• **Do this**
Omit every image, and transcribe the remaining entries exactly as given.

• **Records shown**
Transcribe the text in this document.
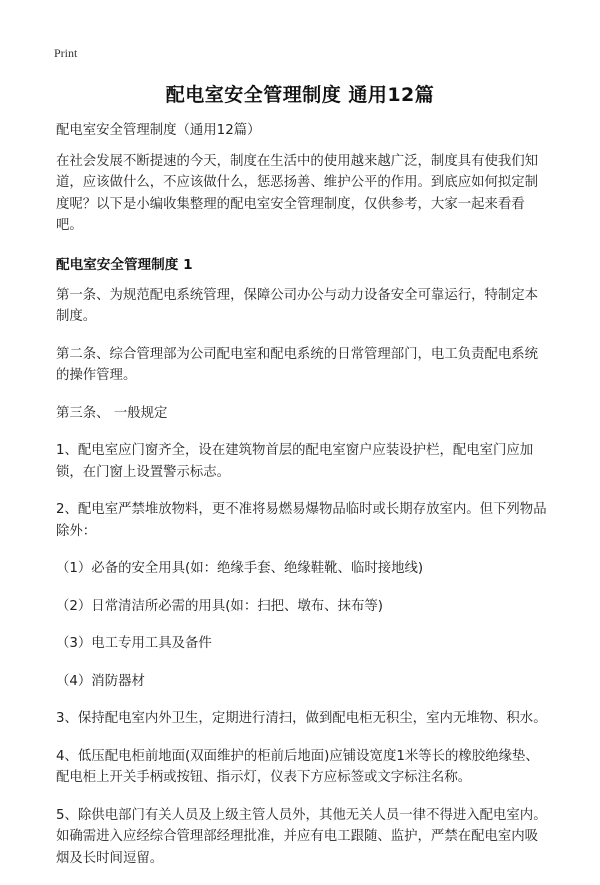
Print
配电室安全管理制度 通用12篇

配电室安全管理制度（通用12篇）

在社会发展不断提速的今天，制度在生活中的使用越来越广泛，制度具有使我们知道，应该做什么，不应该做什么，惩恶扬善、维护公平的作用。到底应如何拟定制度呢？以下是小编收集整理的配电室安全管理制度，仅供参考，大家一起来看看吧。

配电室安全管理制度 1

第一条、为规范配电系统管理，保障公司办公与动力设备安全可靠运行，特制定本制度。

第二条、综合管理部为公司配电室和配电系统的日常管理部门，电工负责配电系统的操作管理。

第三条、 一般规定

1、配电室应门窗齐全，设在建筑物首层的配电室窗户应装设护栏，配电室门应加锁，在门窗上设置警示标志。

2、配电室严禁堆放物料，更不准将易燃易爆物品临时或长期存放室内。但下列物品除外：

（1）必备的安全用具(如：绝缘手套、绝缘鞋靴、临时接地线)

（2）日常清洁所必需的用具(如：扫把、墩布、抹布等)

（3）电工专用工具及备件

（4）消防器材

3、保持配电室内外卫生，定期进行清扫，做到配电柜无积尘，室内无堆物、积水。

4、低压配电柜前地面(双面维护的柜前后地面)应铺设宽度1米等长的橡胶绝缘垫、配电柜上开关手柄或按钮、指示灯，仪表下方应标签或文字标注名称。

5、除供电部门有关人员及上级主管人员外，其他无关人员一律不得进入配电室内。如确需进入应经综合管理部经理批准，并应有电工跟随、监护，严禁在配电室内吸烟及长时间逗留。
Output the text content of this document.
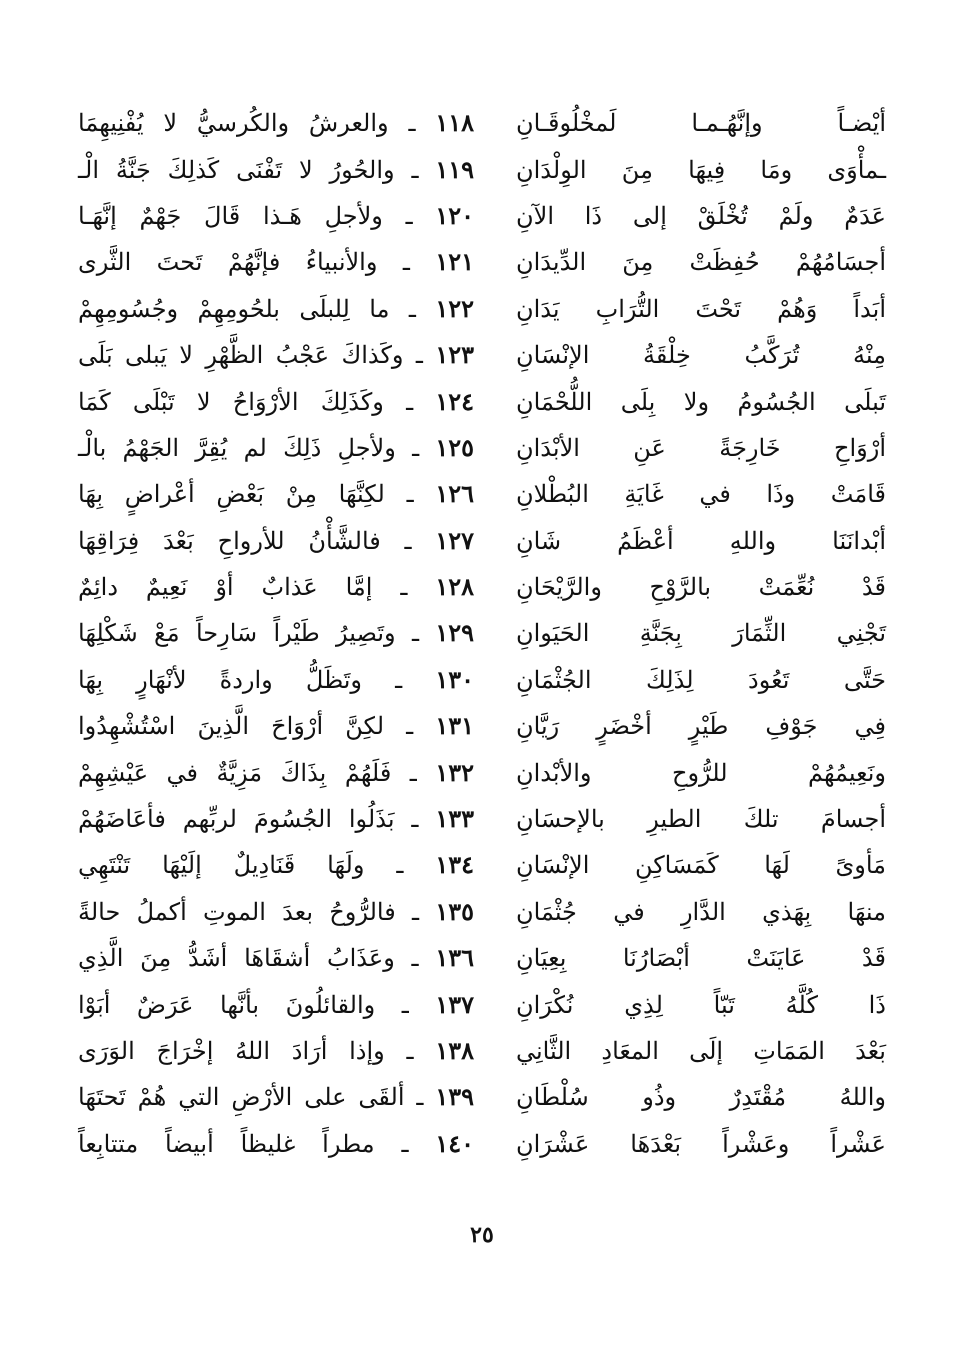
١١٨ ـ والعرشُ والكُرسيُّ لا يُفْنِيهِمَا	أيْضـاً وإنَّهُـمـا لَمخْلُوقَـانِ
١١٩ ـ والحُورُ لا تَفْنَى كَذلِكَ جَنَّةُ الْـ	ـمأْوَى ومَا فِيهَا مِنَ الوِلْدَانِ
١٢٠ ـ ولأجلِ هَـذا قَالَ جَهْمٌ إنَّهَـا	عَدَمٌ ولَمْ تُخْلَقْ إلى ذَا الآنِ
١٢١ ـ والأنبياءُ فإنَّهُمْ تَحتَ الثَّرى	أجسَامُهُمْ حُفِظَتْ مِنَ الدِّيدَانِ
١٢٢ ـ ما لِلبلَى بلحُومِهِمْ وجُسُومِهِمْ	أبَداً وَهُمْ تَحْتَ التُّرَابِ يَدَانِ
١٢٣ ـ وكَذاكَ عَجْبُ الظَّهْرِ لا يَبلى بَلَى	مِنْهُ تُرَكَّبُ خِلْقَةُ الإنْسَانِ
١٢٤ ـ وكَذَلِكَ الأرْوَاحُ لا تَبْلَى كَمَا	تَبلَى الجُسُومُ ولا بِلَى اللُّحْمَانِ
١٢٥ ـ ولأجلِ ذَلِكَ لم يُقِرَّ الجَهْمُ بالْـ	أرْوَاحِ خَارِجَةً عَنِ الأبْدَانِ
١٢٦ ـ لكِنَّهَا مِنْ بَعْضِ أعْراضٍ بِهَا	قَامَتْ وذَا في غَايَةِ البُطْلانِ
١٢٧ ـ فالشَّأْنُ للأرواحِ بَعْدَ فِرَاقِهَا	أبْدانَنَا واللهِ أعْظَمُ شَانِ
١٢٨ ـ إمَّا عَذابٌ أوْ نَعِيمٌ دائِمٌ	قَدْ نُعِّمَتْ بالرَّوْحِ والرَّيْحَانِ
١٢٩ ـ وتَصِيرُ طَيْراً سَارِحاً مَعْ شَكْلِهَا	تَجْنِي الثِّمَارَ بِجَنَّةِ الحَيَوانِ
١٣٠ ـ وتَظَلُّ واردةً لأنْهَارٍ بِهَا	حَتَّى تَعُودَ لِذَلِكَ الجُثْمَانِ
١٣١ ـ لكِنَّ أرْوَاحَ الَّذِينَ اسْتُشْهِدُوا	فِي جَوْفِ طَيْرٍ أخْضَرٍ رَيَّانِ
١٣٢ ـ فَلَهُمْ بِذَاكَ مَزِيَّةٌ في عَيْشِهِمْ	ونَعِيمُهُمْ للرُّوحِ والأبْدانِ
١٣٣ ـ بَذَلُوا الجُسُومَ لربِّهم فأعَاضَهُمْ	أجسامَ تلكَ الطيرِ بالإحسَانِ
١٣٤ ـ ولَهَا قَنَادِيلٌ إلَيْهَا تَنْتَهِي	مَأوىً لَهَا كَمَسَاكِنِ الإنْسَانِ
١٣٥ ـ فالرُّوحُ بعدَ الموتِ أكملُ حالةً	منهَا بِهَذي الدَّارِ في جُثْمَانِ
١٣٦ ـ وعَذَابُ أشقَاهَا أشَدُّ مِنَ الَّذِي	قَدْ عَايَنَتْ أبْصَارُنَا بِعِيَانِ
١٣٧ ـ والقائلُونَ بأنَّها عَرَضٌ أبَوْا	ذَا كُلَّهُ تَبّاً لِذِي نُكْرَانِ
١٣٨ ـ وإذا أرَادَ اللهُ إخْرَاجَ الوَرَى	بَعْدَ المَمَاتِ إلَى المعَادِ الثَّانِي
١٣٩ ـ ألقَى على الأرْضِ التي هُمْ تَحتَهَا	واللهُ مُقْتَدِرٌ وذُو سُلْطَانِ
١٤٠ ـ مطراً غليظاً أبيضاً متتابِعاً	عَشْراً وعَشْراً بَعْدَهَا عَشْرَانِ
٢٥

• **Solved exercise**
Transcribe the text in this document.
Print
配电室安全管理制度 通用12篇

配电室安全管理制度（通用12篇）

在社会发展不断提速的今天，制度在生活中的使用越来越广泛，制度具有使我们知道，应该做什么，不应该做什么，惩恶扬善、维护公平的作用。到底应如何拟定制度呢？以下是小编收集整理的配电室安全管理制度，仅供参考，大家一起来看看吧。

配电室安全管理制度 1

第一条、为规范配电系统管理，保障公司办公与动力设备安全可靠运行，特制定本制度。

第二条、综合管理部为公司配电室和配电系统的日常管理部门，电工负责配电系统的操作管理。

第三条、 一般规定

1、配电室应门窗齐全，设在建筑物首层的配电室窗户应装设护栏，配电室门应加锁，在门窗上设置警示标志。

2、配电室严禁堆放物料，更不准将易燃易爆物品临时或长期存放室内。但下列物品除外：

（1）必备的安全用具(如：绝缘手套、绝缘鞋靴、临时接地线)

（2）日常清洁所必需的用具(如：扫把、墩布、抹布等)

（3）电工专用工具及备件

（4）消防器材

3、保持配电室内外卫生，定期进行清扫，做到配电柜无积尘，室内无堆物、积水。

4、低压配电柜前地面(双面维护的柜前后地面)应铺设宽度1米等长的橡胶绝缘垫、配电柜上开关手柄或按钮、指示灯，仪表下方应标签或文字标注名称。

5、除供电部门有关人员及上级主管人员外，其他无关人员一律不得进入配电室内。如确需进入应经综合管理部经理批准，并应有电工跟随、监护，严禁在配电室内吸烟及长时间逗留。
Output the text content of this document.
١١٨ ـ والعرشُ والكُرسيُّ لا يُفْنِيهِمَا	أيْضـاً وإنَّهُـمـا لَمخْلُوقَـانِ
١١٩ ـ والحُورُ لا تَفْنَى كَذلِكَ جَنَّةُ الْـ	ـمأْوَى ومَا فِيهَا مِنَ الوِلْدَانِ
١٢٠ ـ ولأجلِ هَـذا قَالَ جَهْمٌ إنَّهَـا	عَدَمٌ ولَمْ تُخْلَقْ إلى ذَا الآنِ
١٢١ ـ والأنبياءُ فإنَّهُمْ تَحتَ الثَّرى	أجسَامُهُمْ حُفِظَتْ مِنَ الدِّيدَانِ
١٢٢ ـ ما لِلبلَى بلحُومِهِمْ وجُسُومِهِمْ	أبَداً وَهُمْ تَحْتَ التُّرَابِ يَدَانِ
١٢٣ ـ وكَذاكَ عَجْبُ الظَّهْرِ لا يَبلى بَلَى	مِنْهُ تُرَكَّبُ خِلْقَةُ الإنْسَانِ
١٢٤ ـ وكَذَلِكَ الأرْوَاحُ لا تَبْلَى كَمَا	تَبلَى الجُسُومُ ولا بِلَى اللُّحْمَانِ
١٢٥ ـ ولأجلِ ذَلِكَ لم يُقِرَّ الجَهْمُ بالْـ	أرْوَاحِ خَارِجَةً عَنِ الأبْدَانِ
١٢٦ ـ لكِنَّهَا مِنْ بَعْضِ أعْراضٍ بِهَا	قَامَتْ وذَا في غَايَةِ البُطْلانِ
١٢٧ ـ فالشَّأْنُ للأرواحِ بَعْدَ فِرَاقِهَا	أبْدانَنَا واللهِ أعْظَمُ شَانِ
١٢٨ ـ إمَّا عَذابٌ أوْ نَعِيمٌ دائِمٌ	قَدْ نُعِّمَتْ بالرَّوْحِ والرَّيْحَانِ
١٢٩ ـ وتَصِيرُ طَيْراً سَارِحاً مَعْ شَكْلِهَا	تَجْنِي الثِّمَارَ بِجَنَّةِ الحَيَوانِ
١٣٠ ـ وتَظَلُّ واردةً لأنْهَارٍ بِهَا	حَتَّى تَعُودَ لِذَلِكَ الجُثْمَانِ
١٣١ ـ لكِنَّ أرْوَاحَ الَّذِينَ اسْتُشْهِدُوا	فِي جَوْفِ طَيْرٍ أخْضَرٍ رَيَّانِ
١٣٢ ـ فَلَهُمْ بِذَاكَ مَزِيَّةٌ في عَيْشِهِمْ	ونَعِيمُهُمْ للرُّوحِ والأبْدانِ
١٣٣ ـ بَذَلُوا الجُسُومَ لربِّهم فأعَاضَهُمْ	أجسامَ تلكَ الطيرِ بالإحسَانِ
١٣٤ ـ ولَهَا قَنَادِيلٌ إلَيْهَا تَنْتَهِي	مَأوىً لَهَا كَمَسَاكِنِ الإنْسَانِ
١٣٥ ـ فالرُّوحُ بعدَ الموتِ أكملُ حالةً	منهَا بِهَذي الدَّارِ في جُثْمَانِ
١٣٦ ـ وعَذَابُ أشقَاهَا أشَدُّ مِنَ الَّذِي	قَدْ عَايَنَتْ أبْصَارُنَا بِعِيَانِ
١٣٧ ـ والقائلُونَ بأنَّها عَرَضٌ أبَوْا	ذَا كُلَّهُ تَبّاً لِذِي نُكْرَانِ
١٣٨ ـ وإذا أرَادَ اللهُ إخْرَاجَ الوَرَى	بَعْدَ المَمَاتِ إلَى المعَادِ الثَّانِي
١٣٩ ـ ألقَى على الأرْضِ التي هُمْ تَحتَهَا	واللهُ مُقْتَدِرٌ وذُو سُلْطَانِ
١٤٠ ـ مطراً غليظاً أبيضاً متتابِعاً	عَشْراً وعَشْراً بَعْدَهَا عَشْرَانِ
٢٥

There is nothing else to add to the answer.